- _Work to complete_: Copy out every line containing the word "construction".
start Records to process
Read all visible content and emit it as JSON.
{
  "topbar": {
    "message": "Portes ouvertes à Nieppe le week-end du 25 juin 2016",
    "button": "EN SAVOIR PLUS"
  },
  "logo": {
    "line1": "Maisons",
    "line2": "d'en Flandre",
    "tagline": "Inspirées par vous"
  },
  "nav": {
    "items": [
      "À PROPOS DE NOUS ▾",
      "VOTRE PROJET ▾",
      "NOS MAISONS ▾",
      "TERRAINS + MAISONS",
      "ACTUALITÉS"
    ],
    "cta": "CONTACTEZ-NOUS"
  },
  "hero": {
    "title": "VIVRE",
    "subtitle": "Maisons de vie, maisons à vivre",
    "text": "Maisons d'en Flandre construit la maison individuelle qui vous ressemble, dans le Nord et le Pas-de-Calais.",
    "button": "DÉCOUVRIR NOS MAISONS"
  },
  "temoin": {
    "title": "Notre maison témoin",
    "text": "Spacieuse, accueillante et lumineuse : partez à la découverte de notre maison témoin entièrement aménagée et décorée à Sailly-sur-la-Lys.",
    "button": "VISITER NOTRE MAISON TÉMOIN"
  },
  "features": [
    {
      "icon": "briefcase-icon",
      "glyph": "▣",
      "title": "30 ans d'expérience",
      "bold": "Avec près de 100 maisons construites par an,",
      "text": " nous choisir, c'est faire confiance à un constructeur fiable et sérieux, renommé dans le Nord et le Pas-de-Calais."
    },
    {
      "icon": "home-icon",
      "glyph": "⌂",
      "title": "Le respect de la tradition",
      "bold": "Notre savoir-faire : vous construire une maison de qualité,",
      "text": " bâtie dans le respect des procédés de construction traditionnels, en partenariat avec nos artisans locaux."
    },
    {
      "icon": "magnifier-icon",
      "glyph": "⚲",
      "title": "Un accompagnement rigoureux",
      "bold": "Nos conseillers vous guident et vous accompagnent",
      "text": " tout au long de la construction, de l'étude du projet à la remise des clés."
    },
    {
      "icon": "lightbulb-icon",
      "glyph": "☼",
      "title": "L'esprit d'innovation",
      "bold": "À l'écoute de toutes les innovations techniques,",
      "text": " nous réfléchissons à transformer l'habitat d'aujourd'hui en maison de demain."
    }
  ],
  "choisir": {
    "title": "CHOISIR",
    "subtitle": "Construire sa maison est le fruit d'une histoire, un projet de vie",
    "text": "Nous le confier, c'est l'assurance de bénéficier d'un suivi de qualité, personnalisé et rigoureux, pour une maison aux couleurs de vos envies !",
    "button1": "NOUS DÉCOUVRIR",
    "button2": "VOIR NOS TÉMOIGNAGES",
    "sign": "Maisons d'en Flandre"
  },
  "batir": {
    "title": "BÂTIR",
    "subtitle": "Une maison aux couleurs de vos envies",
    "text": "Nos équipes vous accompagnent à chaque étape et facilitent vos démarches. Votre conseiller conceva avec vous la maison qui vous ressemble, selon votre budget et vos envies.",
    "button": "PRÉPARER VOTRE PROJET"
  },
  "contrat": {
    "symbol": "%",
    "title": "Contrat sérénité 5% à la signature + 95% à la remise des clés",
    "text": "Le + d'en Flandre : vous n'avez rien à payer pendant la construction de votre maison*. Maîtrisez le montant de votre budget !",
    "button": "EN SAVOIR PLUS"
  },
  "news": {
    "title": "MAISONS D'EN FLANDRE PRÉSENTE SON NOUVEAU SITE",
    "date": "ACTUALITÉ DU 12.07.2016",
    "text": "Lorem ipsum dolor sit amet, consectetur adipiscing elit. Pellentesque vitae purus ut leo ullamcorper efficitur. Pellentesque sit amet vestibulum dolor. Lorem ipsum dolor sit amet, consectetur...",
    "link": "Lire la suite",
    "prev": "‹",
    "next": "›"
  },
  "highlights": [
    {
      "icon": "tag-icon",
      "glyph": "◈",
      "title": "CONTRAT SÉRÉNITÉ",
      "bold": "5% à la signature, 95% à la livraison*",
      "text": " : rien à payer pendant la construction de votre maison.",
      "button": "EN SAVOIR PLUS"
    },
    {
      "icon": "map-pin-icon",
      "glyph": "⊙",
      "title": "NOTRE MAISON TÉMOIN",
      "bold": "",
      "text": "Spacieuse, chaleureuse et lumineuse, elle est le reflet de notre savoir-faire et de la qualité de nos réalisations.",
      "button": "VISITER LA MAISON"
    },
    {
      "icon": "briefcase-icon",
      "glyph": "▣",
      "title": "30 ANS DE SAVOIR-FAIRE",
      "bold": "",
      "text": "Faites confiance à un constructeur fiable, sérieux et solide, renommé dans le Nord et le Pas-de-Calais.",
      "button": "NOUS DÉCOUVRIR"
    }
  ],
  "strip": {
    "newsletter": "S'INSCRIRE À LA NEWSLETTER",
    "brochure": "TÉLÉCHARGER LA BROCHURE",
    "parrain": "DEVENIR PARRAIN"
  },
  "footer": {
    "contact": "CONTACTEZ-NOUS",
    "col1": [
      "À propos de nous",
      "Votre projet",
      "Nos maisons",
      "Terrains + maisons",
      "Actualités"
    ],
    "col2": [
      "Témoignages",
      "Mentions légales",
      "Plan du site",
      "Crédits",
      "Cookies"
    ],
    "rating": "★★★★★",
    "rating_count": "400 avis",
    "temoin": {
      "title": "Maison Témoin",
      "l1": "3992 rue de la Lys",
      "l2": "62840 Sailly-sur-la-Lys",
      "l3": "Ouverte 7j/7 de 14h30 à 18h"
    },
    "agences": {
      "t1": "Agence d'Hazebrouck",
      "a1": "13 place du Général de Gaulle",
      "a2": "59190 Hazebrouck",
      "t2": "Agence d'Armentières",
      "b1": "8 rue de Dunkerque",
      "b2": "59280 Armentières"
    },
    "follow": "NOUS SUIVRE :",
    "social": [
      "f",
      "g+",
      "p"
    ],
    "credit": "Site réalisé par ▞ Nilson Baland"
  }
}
end Records to process
- _Output_:
      "text": " bâtie dans le respect des procédés de construction traditionnels, en partenariat avec nos artisans locaux."
      "text": " tout au long de la construction, de l'étude du projet à la remise des clés."
    "text": "Le + d'en Flandre : vous n'avez rien à payer pendant la construction de votre maison*. Maîtrisez le montant de votre budget !",
      "text": " : rien à payer pendant la construction de votre maison.",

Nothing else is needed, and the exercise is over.